↓

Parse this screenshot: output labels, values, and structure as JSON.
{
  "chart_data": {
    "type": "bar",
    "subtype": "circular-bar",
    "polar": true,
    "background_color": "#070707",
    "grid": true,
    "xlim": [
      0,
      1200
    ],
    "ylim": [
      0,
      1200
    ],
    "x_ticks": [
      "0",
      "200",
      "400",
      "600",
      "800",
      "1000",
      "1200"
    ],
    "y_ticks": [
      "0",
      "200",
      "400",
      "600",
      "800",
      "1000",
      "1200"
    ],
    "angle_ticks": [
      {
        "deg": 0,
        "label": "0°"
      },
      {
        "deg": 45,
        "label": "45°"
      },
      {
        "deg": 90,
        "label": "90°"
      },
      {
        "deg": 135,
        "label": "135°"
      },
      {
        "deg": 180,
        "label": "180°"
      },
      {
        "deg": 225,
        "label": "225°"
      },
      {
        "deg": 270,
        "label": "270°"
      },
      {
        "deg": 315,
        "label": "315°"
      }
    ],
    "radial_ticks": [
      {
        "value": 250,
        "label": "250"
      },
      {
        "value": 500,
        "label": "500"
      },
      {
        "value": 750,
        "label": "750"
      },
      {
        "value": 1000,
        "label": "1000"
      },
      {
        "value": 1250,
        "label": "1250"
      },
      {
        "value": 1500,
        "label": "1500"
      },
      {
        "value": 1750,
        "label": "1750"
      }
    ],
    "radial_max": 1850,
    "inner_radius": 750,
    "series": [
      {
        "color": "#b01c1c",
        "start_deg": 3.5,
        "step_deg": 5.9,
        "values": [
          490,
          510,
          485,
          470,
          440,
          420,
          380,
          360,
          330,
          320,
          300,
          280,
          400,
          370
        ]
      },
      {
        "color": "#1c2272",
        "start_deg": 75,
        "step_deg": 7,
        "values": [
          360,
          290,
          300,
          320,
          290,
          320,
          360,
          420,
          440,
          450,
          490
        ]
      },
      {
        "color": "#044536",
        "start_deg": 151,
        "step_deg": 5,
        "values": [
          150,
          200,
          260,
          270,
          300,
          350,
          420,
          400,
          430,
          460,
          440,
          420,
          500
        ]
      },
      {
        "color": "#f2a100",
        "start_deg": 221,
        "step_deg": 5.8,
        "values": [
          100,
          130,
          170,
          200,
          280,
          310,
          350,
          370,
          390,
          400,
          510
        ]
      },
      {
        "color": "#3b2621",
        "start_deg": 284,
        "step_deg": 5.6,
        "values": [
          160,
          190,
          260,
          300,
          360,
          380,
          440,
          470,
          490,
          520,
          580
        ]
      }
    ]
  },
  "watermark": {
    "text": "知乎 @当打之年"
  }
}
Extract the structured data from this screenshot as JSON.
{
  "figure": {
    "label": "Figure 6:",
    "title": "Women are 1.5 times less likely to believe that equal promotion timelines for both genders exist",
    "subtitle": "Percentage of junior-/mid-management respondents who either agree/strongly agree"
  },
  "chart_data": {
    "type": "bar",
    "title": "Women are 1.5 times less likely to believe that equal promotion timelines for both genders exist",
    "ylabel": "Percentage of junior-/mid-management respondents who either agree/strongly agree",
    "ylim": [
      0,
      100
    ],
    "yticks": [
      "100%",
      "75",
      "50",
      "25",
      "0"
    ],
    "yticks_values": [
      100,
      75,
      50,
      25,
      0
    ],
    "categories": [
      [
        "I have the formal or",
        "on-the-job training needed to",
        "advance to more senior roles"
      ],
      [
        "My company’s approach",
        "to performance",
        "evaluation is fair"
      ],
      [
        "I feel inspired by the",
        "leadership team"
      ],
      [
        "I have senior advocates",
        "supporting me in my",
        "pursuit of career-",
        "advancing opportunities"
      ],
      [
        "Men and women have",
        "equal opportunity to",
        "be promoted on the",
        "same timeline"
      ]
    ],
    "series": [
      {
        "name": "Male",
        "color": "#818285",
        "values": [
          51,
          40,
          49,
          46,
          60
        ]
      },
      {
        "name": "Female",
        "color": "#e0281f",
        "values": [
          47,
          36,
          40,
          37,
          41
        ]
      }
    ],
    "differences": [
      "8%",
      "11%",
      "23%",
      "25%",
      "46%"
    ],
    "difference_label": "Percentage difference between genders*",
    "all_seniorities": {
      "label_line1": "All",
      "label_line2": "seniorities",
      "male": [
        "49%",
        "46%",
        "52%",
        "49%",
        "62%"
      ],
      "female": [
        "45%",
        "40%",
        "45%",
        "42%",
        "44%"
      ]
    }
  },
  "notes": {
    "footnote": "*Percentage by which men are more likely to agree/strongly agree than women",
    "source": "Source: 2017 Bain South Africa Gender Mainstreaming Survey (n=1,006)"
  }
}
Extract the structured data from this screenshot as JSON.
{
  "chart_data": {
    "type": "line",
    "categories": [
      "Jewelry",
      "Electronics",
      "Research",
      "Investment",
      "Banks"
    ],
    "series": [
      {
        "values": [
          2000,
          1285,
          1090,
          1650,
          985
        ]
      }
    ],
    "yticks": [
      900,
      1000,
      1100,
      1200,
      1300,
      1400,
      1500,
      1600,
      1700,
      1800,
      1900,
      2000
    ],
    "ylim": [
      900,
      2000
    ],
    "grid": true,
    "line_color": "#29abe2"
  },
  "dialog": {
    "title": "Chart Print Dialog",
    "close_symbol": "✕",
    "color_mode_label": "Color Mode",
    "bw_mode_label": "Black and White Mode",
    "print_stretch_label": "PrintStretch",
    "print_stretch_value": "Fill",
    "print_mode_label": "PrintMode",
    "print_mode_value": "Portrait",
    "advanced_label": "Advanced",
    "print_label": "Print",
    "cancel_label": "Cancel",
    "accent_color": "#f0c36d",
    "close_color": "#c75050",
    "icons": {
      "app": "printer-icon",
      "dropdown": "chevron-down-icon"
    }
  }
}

↑

:: Problem details ::
From the data above, extract every line in its exact form.

:: The output ::
Parse this screenshot: output labels, values, and structure as JSON.
{
  "chart_data": {
    "type": "bar",
    "subtype": "circular-bar",
    "polar": true,
    "background_color": "#070707",
    "grid": true,
    "xlim": [
      0,
      1200
    ],
    "ylim": [
      0,
      1200
    ],
    "x_ticks": [
      "0",
      "200",
      "400",
      "600",
      "800",
      "1000",
      "1200"
    ],
    "y_ticks": [
      "0",
      "200",
      "400",
      "600",
      "800",
      "1000",
      "1200"
    ],
    "angle_ticks": [
      {
        "deg": 0,
        "label": "0°"
      },
      {
        "deg": 45,
        "label": "45°"
      },
      {
        "deg": 90,
        "label": "90°"
      },
      {
        "deg": 135,
        "label": "135°"
      },
      {
        "deg": 180,
        "label": "180°"
      },
      {
        "deg": 225,
        "label": "225°"
      },
      {
        "deg": 270,
        "label": "270°"
      },
      {
        "deg": 315,
        "label": "315°"
      }
    ],
    "radial_ticks": [
      {
        "value": 250,
        "label": "250"
      },
      {
        "value": 500,
        "label": "500"
      },
      {
        "value": 750,
        "label": "750"
      },
      {
        "value": 1000,
        "label": "1000"
      },
      {
        "value": 1250,
        "label": "1250"
      },
      {
        "value": 1500,
        "label": "1500"
      },
      {
        "value": 1750,
        "label": "1750"
      }
    ],
    "radial_max": 1850,
    "inner_radius": 750,
    "series": [
      {
        "color": "#b01c1c",
        "start_deg": 3.5,
        "step_deg": 5.9,
        "values": [
          490,
          510,
          485,
          470,
          440,
          420,
          380,
          360,
          330,
          320,
          300,
          280,
          400,
          370
        ]
      },
      {
        "color": "#1c2272",
        "start_deg": 75,
        "step_deg": 7,
        "values": [
          360,
          290,
          300,
          320,
          290,
          320,
          360,
          420,
          440,
          450,
          490
        ]
      },
      {
        "color": "#044536",
        "start_deg": 151,
        "step_deg": 5,
        "values": [
          150,
          200,
          260,
          270,
          300,
          350,
          420,
          400,
          430,
          460,
          440,
          420,
          500
        ]
      },
      {
        "color": "#f2a100",
        "start_deg": 221,
        "step_deg": 5.8,
        "values": [
          100,
          130,
          170,
          200,
          280,
          310,
          350,
          370,
          390,
          400,
          510
        ]
      },
      {
        "color": "#3b2621",
        "start_deg": 284,
        "step_deg": 5.6,
        "values": [
          160,
          190,
          260,
          300,
          360,
          380,
          440,
          470,
          490,
          520,
          580
        ]
      }
    ]
  },
  "watermark": {
    "text": "知乎 @当打之年"
  }
}
Extract the structured data from this screenshot as JSON.
{
  "figure": {
    "label": "Figure 6:",
    "title": "Women are 1.5 times less likely to believe that equal promotion timelines for both genders exist",
    "subtitle": "Percentage of junior-/mid-management respondents who either agree/strongly agree"
  },
  "chart_data": {
    "type": "bar",
    "title": "Women are 1.5 times less likely to believe that equal promotion timelines for both genders exist",
    "ylabel": "Percentage of junior-/mid-management respondents who either agree/strongly agree",
    "ylim": [
      0,
      100
    ],
    "yticks": [
      "100%",
      "75",
      "50",
      "25",
      "0"
    ],
    "yticks_values": [
      100,
      75,
      50,
      25,
      0
    ],
    "categories": [
      [
        "I have the formal or",
        "on-the-job training needed to",
        "advance to more senior roles"
      ],
      [
        "My company’s approach",
        "to performance",
        "evaluation is fair"
      ],
      [
        "I feel inspired by the",
        "leadership team"
      ],
      [
        "I have senior advocates",
        "supporting me in my",
        "pursuit of career-",
        "advancing opportunities"
      ],
      [
        "Men and women have",
        "equal opportunity to",
        "be promoted on the",
        "same timeline"
      ]
    ],
    "series": [
      {
        "name": "Male",
        "color": "#818285",
        "values": [
          51,
          40,
          49,
          46,
          60
        ]
      },
      {
        "name": "Female",
        "color": "#e0281f",
        "values": [
          47,
          36,
          40,
          37,
          41
        ]
      }
    ],
    "differences": [
      "8%",
      "11%",
      "23%",
      "25%",
      "46%"
    ],
    "difference_label": "Percentage difference between genders*",
    "all_seniorities": {
      "label_line1": "All",
      "label_line2": "seniorities",
      "male": [
        "49%",
        "46%",
        "52%",
        "49%",
        "62%"
      ],
      "female": [
        "45%",
        "40%",
        "45%",
        "42%",
        "44%"
      ]
    }
  },
  "notes": {
    "footnote": "*Percentage by which men are more likely to agree/strongly agree than women",
    "source": "Source: 2017 Bain South Africa Gender Mainstreaming Survey (n=1,006)"
  }
}
Extract the structured data from this screenshot as JSON.
{
  "chart_data": {
    "type": "line",
    "categories": [
      "Jewelry",
      "Electronics",
      "Research",
      "Investment",
      "Banks"
    ],
    "series": [
      {
        "values": [
          2000,
          1285,
          1090,
          1650,
          985
        ]
      }
    ],
    "yticks": [
      900,
      1000,
      1100,
      1200,
      1300,
      1400,
      1500,
      1600,
      1700,
      1800,
      1900,
      2000
    ],
    "ylim": [
      900,
      2000
    ],
    "grid": true,
    "line_color": "#29abe2"
  },
  "dialog": {
    "title": "Chart Print Dialog",
    "close_symbol": "✕",
    "color_mode_label": "Color Mode",
    "bw_mode_label": "Black and White Mode",
    "print_stretch_label": "PrintStretch",
    "print_stretch_value": "Fill",
    "print_mode_label": "PrintMode",
    "print_mode_value": "Portrait",
    "advanced_label": "Advanced",
    "print_label": "Print",
    "cancel_label": "Cancel",
    "accent_color": "#f0c36d",
    "close_color": "#c75050",
    "icons": {
      "app": "printer-icon",
      "dropdown": "chevron-down-icon"
    }
  }
}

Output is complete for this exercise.